Quote the forum thread on sample augmentation below in full, word for word.

DOCUMENT EXCERPT
------------------------------

Sample augmentation

n-soltanzade · September 16, 2020, 3:03pm

training an image classifier by using samples created by smote

*Hi everyone
In creating training data by smote method (sample agumentation), will the coordinates of all production points be the same(They all have coordinates (1,1), for example)? If not, please help.
How can such data be introduced as training data for classification?I am using otb in qgis & I did a lot of searching but unfortunately I did not find any information and educational videos on the Internet.
Sorry for my bad English
Thanks in advance

Cedric · September 18, 2020, 12:34pm

Hello,

SampleAugmentation creates a new vector containing synthetics samples for one of the class of the input vector file. The important parameters of the application are :

`in: Input Samples` : the input vector file
`out: Output Samples`: the output vector files
`field: Field Name` : the class label in the input vector
`label: Label of the class to be augmented` :  the class that you which to augment
`exclude: Field names for excluded features` : the features that should not be modified in the output vector

For example, if you have an input vector with points and the following features :

class: the class integer label, with two classes, 1 or 2
value_1 : the first feature to be used during classification
value_2 : the second feature to be used during classification
value_3 : the third feature to be used during classification
info: a field containing some info that is not useful for the classification

Let’s say you want to augment class 2, you will set :

field = "class",
label= 2
exclude = "class info", because you don’t want to modify the class of the augmented samples, and you also don’t want to modify info as it is not used in the classification.

This will create a new sample containing 100 (by default) augmented samples for class 2. They will all have the same position, which is the position of the first sample of class 2 of the input dataset. But this is not important for the classification step, the classification step only uses the feature of the input Sample.

You can then create another vector for samples of class 1, and provide both vectors to TrainVectorClassifier.

I hope this clarifies things,
Cédric

n-soltanzade · September 18, 2020, 2:00pm

Thanks for your reply. The solution is what you said and using the TrainVectorClassifier option solved the problem.
best regards

------------------------------

RECORDS SHOWN
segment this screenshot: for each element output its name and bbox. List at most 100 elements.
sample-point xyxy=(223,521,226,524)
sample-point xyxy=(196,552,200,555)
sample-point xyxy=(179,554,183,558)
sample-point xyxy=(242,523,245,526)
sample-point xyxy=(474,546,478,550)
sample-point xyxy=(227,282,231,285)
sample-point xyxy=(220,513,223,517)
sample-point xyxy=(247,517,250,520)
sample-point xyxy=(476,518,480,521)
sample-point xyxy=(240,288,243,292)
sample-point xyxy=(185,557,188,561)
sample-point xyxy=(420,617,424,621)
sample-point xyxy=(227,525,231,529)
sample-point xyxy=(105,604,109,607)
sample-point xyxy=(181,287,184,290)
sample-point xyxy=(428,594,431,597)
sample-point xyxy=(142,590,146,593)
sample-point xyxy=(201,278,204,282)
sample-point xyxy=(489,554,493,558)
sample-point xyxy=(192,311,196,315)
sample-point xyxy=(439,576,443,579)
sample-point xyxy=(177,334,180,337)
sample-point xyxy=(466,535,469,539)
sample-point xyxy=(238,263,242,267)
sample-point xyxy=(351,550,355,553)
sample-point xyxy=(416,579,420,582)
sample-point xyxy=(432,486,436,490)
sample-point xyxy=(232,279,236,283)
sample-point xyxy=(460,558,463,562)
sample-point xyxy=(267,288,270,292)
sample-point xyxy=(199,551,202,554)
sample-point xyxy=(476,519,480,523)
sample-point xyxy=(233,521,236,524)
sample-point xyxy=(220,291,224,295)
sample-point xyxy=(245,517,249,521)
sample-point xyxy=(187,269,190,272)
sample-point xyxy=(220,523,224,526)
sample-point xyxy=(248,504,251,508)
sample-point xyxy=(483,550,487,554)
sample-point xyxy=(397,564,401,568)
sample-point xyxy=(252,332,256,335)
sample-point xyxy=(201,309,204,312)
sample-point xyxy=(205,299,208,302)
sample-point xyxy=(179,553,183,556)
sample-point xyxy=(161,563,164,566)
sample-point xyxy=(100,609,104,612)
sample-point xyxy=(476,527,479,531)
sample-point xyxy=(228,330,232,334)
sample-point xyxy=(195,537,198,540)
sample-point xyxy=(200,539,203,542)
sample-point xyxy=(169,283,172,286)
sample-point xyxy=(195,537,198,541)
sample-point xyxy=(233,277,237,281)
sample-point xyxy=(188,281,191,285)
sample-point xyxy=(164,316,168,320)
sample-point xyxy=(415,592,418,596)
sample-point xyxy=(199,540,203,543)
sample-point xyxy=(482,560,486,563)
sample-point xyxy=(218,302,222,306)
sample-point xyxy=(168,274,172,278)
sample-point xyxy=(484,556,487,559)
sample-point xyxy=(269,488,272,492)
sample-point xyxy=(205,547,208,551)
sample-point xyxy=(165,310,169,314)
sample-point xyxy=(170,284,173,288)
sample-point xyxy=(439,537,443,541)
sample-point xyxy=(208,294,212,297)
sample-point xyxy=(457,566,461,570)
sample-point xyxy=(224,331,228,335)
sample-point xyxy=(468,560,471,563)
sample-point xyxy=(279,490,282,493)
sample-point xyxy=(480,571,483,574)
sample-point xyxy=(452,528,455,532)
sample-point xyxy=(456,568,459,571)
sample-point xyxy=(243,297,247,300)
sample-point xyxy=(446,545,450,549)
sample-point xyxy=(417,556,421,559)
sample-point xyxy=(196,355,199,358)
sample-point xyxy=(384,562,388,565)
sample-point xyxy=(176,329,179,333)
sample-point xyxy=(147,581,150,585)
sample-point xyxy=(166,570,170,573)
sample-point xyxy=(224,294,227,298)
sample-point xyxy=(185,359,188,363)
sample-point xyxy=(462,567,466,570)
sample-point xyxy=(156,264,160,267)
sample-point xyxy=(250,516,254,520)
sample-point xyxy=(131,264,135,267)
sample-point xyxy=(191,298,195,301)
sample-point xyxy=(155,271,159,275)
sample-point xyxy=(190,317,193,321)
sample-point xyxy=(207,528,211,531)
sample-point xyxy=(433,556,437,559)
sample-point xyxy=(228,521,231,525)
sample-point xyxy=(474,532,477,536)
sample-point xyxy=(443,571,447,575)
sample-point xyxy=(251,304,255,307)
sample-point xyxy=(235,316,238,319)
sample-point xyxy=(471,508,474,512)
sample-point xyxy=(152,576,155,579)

------------------------------

SOLUTION FOR THIS PROBLEM
Sample augmentation

n-soltanzade · September 16, 2020, 3:03pm

training an image classifier by using samples created by smote

*Hi everyone
In creating training data by smote method (sample agumentation), will the coordinates of all production points be the same(They all have coordinates (1,1), for example)? If not, please help.
How can such data be introduced as training data for classification?I am using otb in qgis & I did a lot of searching but unfortunately I did not find any information and educational videos on the Internet.
Sorry for my bad English
Thanks in advance

Cedric · September 18, 2020, 12:34pm

Hello,

SampleAugmentation creates a new vector containing synthetics samples for one of the class of the input vector file. The important parameters of the application are :

`in: Input Samples` : the input vector file
`out: Output Samples`: the output vector files
`field: Field Name` : the class label in the input vector
`label: Label of the class to be augmented` :  the class that you which to augment
`exclude: Field names for excluded features` : the features that should not be modified in the output vector

For example, if you have an input vector with points and the following features :

class: the class integer label, with two classes, 1 or 2
value_1 : the first feature to be used during classification
value_2 : the second feature to be used during classification
value_3 : the third feature to be used during classification
info: a field containing some info that is not useful for the classification

Let’s say you want to augment class 2, you will set :

field = "class",
label= 2
exclude = "class info", because you don’t want to modify the class of the augmented samples, and you also don’t want to modify info as it is not used in the classification.

This will create a new sample containing 100 (by default) augmented samples for class 2. They will all have the same position, which is the position of the first sample of class 2 of the input dataset. But this is not important for the classification step, the classification step only uses the feature of the input Sample.

You can then create another vector for samples of class 1, and provide both vectors to TrainVectorClassifier.

I hope this clarifies things,
Cédric

n-soltanzade · September 18, 2020, 2:00pm

Thanks for your reply. The solution is what you said and using the TrainVectorClassifier option solved the problem.
best regards